===== SOURCE MATERIAL =====

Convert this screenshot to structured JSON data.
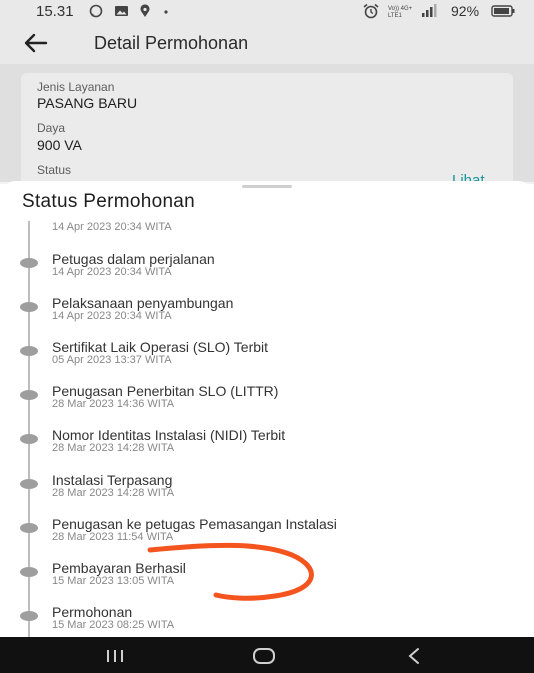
{
  "status_bar": {
    "time": "15.31",
    "network": "Vo)) LTE1 4G+",
    "battery": "92%",
    "icons": [
      "whatsapp-icon",
      "gallery-icon",
      "location-icon",
      "dot-icon",
      "alarm-icon",
      "signal-icon",
      "battery-icon"
    ]
  },
  "header": {
    "title": "Detail Permohonan",
    "back_icon": "arrow-left-icon"
  },
  "details": {
    "jenis_layanan_label": "Jenis Layanan",
    "jenis_layanan_value": "PASANG BARU",
    "daya_label": "Daya",
    "daya_value": "900 VA",
    "status_label": "Status",
    "lihat_link": "Lihat"
  },
  "sheet": {
    "title": "Status Permohonan",
    "items": [
      {
        "title": "",
        "date": "14 Apr 2023 20:34 WITA"
      },
      {
        "title": "Petugas dalam perjalanan",
        "date": "14 Apr 2023 20:34 WITA"
      },
      {
        "title": "Pelaksanaan penyambungan",
        "date": "14 Apr 2023 20:34 WITA"
      },
      {
        "title": "Sertifikat Laik Operasi (SLO) Terbit",
        "date": "05 Apr 2023 13:37 WITA"
      },
      {
        "title": "Penugasan Penerbitan SLO (LITTR)",
        "date": "28 Mar 2023 14:36 WITA"
      },
      {
        "title": "Nomor Identitas Instalasi (NIDI) Terbit",
        "date": "28 Mar 2023 14:28 WITA"
      },
      {
        "title": "Instalasi Terpasang",
        "date": "28 Mar 2023 14:28 WITA"
      },
      {
        "title": "Penugasan ke petugas Pemasangan Instalasi",
        "date": "28 Mar 2023 11:54 WITA"
      },
      {
        "title": "Pembayaran Berhasil",
        "date": "15 Mar 2023 13:05 WITA"
      },
      {
        "title": "Permohonan",
        "date": "15 Mar 2023 08:25 WITA"
      }
    ]
  },
  "annotation_color": "#f4541e",
  "nav_bar": {
    "icons": [
      "recent-apps-icon",
      "home-icon",
      "back-icon"
    ]
  }
}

=====

> **INSTRUCTION**:
Output the data above without changes, apart from leaving out the pictures.

> **THE RESPONSE**:
Convert this screenshot to structured JSON data.
{
  "status_bar": {
    "time": "15.31",
    "network": "Vo)) LTE1 4G+",
    "battery": "92%",
    "icons": [
      "whatsapp-icon",
      "gallery-icon",
      "location-icon",
      "dot-icon",
      "alarm-icon",
      "signal-icon",
      "battery-icon"
    ]
  },
  "header": {
    "title": "Detail Permohonan",
    "back_icon": "arrow-left-icon"
  },
  "details": {
    "jenis_layanan_label": "Jenis Layanan",
    "jenis_layanan_value": "PASANG BARU",
    "daya_label": "Daya",
    "daya_value": "900 VA",
    "status_label": "Status",
    "lihat_link": "Lihat"
  },
  "sheet": {
    "title": "Status Permohonan",
    "items": [
      {
        "title": "",
        "date": "14 Apr 2023 20:34 WITA"
      },
      {
        "title": "Petugas dalam perjalanan",
        "date": "14 Apr 2023 20:34 WITA"
      },
      {
        "title": "Pelaksanaan penyambungan",
        "date": "14 Apr 2023 20:34 WITA"
      },
      {
        "title": "Sertifikat Laik Operasi (SLO) Terbit",
        "date": "05 Apr 2023 13:37 WITA"
      },
      {
        "title": "Penugasan Penerbitan SLO (LITTR)",
        "date": "28 Mar 2023 14:36 WITA"
      },
      {
        "title": "Nomor Identitas Instalasi (NIDI) Terbit",
        "date": "28 Mar 2023 14:28 WITA"
      },
      {
        "title": "Instalasi Terpasang",
        "date": "28 Mar 2023 14:28 WITA"
      },
      {
        "title": "Penugasan ke petugas Pemasangan Instalasi",
        "date": "28 Mar 2023 11:54 WITA"
      },
      {
        "title": "Pembayaran Berhasil",
        "date": "15 Mar 2023 13:05 WITA"
      },
      {
        "title": "Permohonan",
        "date": "15 Mar 2023 08:25 WITA"
      }
    ]
  },
  "annotation_color": "#f4541e",
  "nav_bar": {
    "icons": [
      "recent-apps-icon",
      "home-icon",
      "back-icon"
    ]
  }
}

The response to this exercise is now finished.